### Recorded data
+ + + +

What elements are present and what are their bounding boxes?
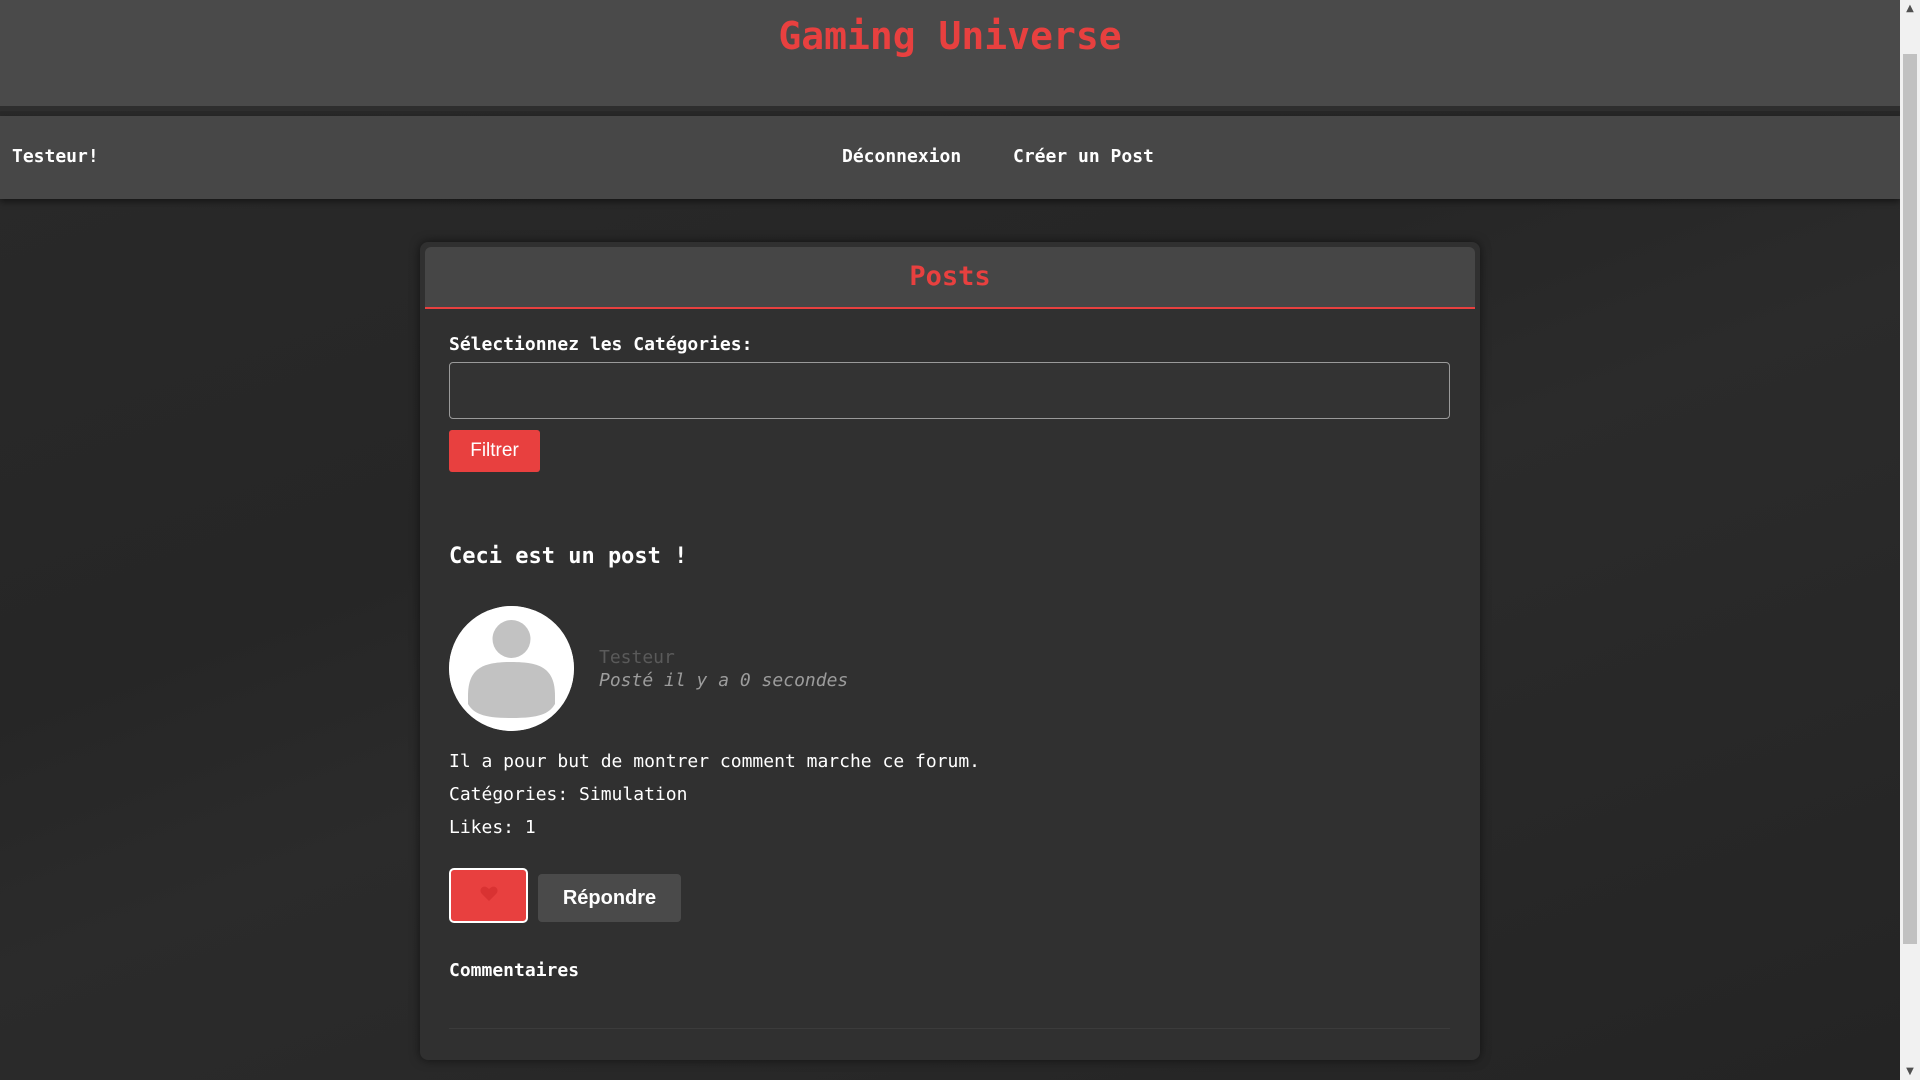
heart-icon <box>480 886 498 905</box>
post-timestamp: Posté il y a 0 secondes <box>599 670 849 691</box>
category-filter-label: Sélectionnez les Catégories: <box>449 334 753 355</box>
user-avatar-icon <box>449 606 574 731</box>
create-post-link[interactable]: Créer un Post <box>1013 146 1154 167</box>
user-greeting: Testeur! <box>12 146 99 167</box>
scroll-down-arrow-icon[interactable]: ▼ <box>1900 1063 1920 1080</box>
post-likes: Likes: 1 <box>449 817 536 838</box>
post-categories: Catégories: Simulation <box>449 784 688 805</box>
site-header: Gaming Universe <box>0 0 1900 111</box>
scroll-up-arrow-icon[interactable]: ▲ <box>1900 0 1920 17</box>
logout-link[interactable]: Déconnexion <box>842 146 961 167</box>
post-body: Il a pour but de montrer comment marche … <box>449 751 981 772</box>
post-author: Testeur <box>599 647 675 668</box>
posts-card-title: Posts <box>909 261 991 292</box>
filter-button[interactable]: Filtrer <box>449 430 540 472</box>
navbar: Testeur! Déconnexion Créer un Post <box>0 116 1900 199</box>
posts-card-header: Posts <box>425 247 1475 309</box>
reply-button[interactable]: Répondre <box>538 874 681 922</box>
page: Gaming Universe Testeur! Déconnexion Cré… <box>0 0 1900 1080</box>
site-title: Gaming Universe <box>778 14 1122 58</box>
vertical-scrollbar[interactable]: ▲ ▼ <box>1900 0 1920 1080</box>
category-select[interactable] <box>449 362 1450 419</box>
comments-heading: Commentaires <box>449 960 580 981</box>
post-title: Ceci est un post ! <box>449 544 688 569</box>
scrollbar-thumb[interactable] <box>1903 54 1917 944</box>
like-button[interactable] <box>449 868 528 923</box>
comments-divider <box>449 1028 1450 1029</box>
posts-card: Posts Sélectionnez les Catégories: Filtr… <box>420 242 1480 1060</box>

+ + + +

### Objective
Write out all of these lines again, switching "Gaming Universe" to "Player Hub" and leaving everything else unchanged. Leave out the picture.

### The output
What elements are present and what are their bounding boxes?
heart-icon <box>480 886 498 905</box>
post-timestamp: Posté il y a 0 secondes <box>599 670 849 691</box>
category-filter-label: Sélectionnez les Catégories: <box>449 334 753 355</box>
user-avatar-icon <box>449 606 574 731</box>
create-post-link[interactable]: Créer un Post <box>1013 146 1154 167</box>
user-greeting: Testeur! <box>12 146 99 167</box>
scroll-down-arrow-icon[interactable]: ▼ <box>1900 1063 1920 1080</box>
post-likes: Likes: 1 <box>449 817 536 838</box>
post-categories: Catégories: Simulation <box>449 784 688 805</box>
site-header: Player Hub <box>0 0 1900 111</box>
scroll-up-arrow-icon[interactable]: ▲ <box>1900 0 1920 17</box>
logout-link[interactable]: Déconnexion <box>842 146 961 167</box>
post-body: Il a pour but de montrer comment marche … <box>449 751 981 772</box>
post-author: Testeur <box>599 647 675 668</box>
posts-card-title: Posts <box>909 261 991 292</box>
filter-button[interactable]: Filtrer <box>449 430 540 472</box>
navbar: Testeur! Déconnexion Créer un Post <box>0 116 1900 199</box>
posts-card-header: Posts <box>425 247 1475 309</box>
reply-button[interactable]: Répondre <box>538 874 681 922</box>
page: Player Hub Testeur! Déconnexion Cré… <box>0 0 1900 1080</box>
site-title: Player Hub <box>778 14 1122 58</box>
vertical-scrollbar[interactable]: ▲ ▼ <box>1900 0 1920 1080</box>
category-select[interactable] <box>449 362 1450 419</box>
comments-heading: Commentaires <box>449 960 580 981</box>
post-title: Ceci est un post ! <box>449 544 688 569</box>
scrollbar-thumb[interactable] <box>1903 54 1917 944</box>
like-button[interactable] <box>449 868 528 923</box>
comments-divider <box>449 1028 1450 1029</box>
posts-card: Posts Sélectionnez les Catégories: Filtr… <box>420 242 1480 1060</box>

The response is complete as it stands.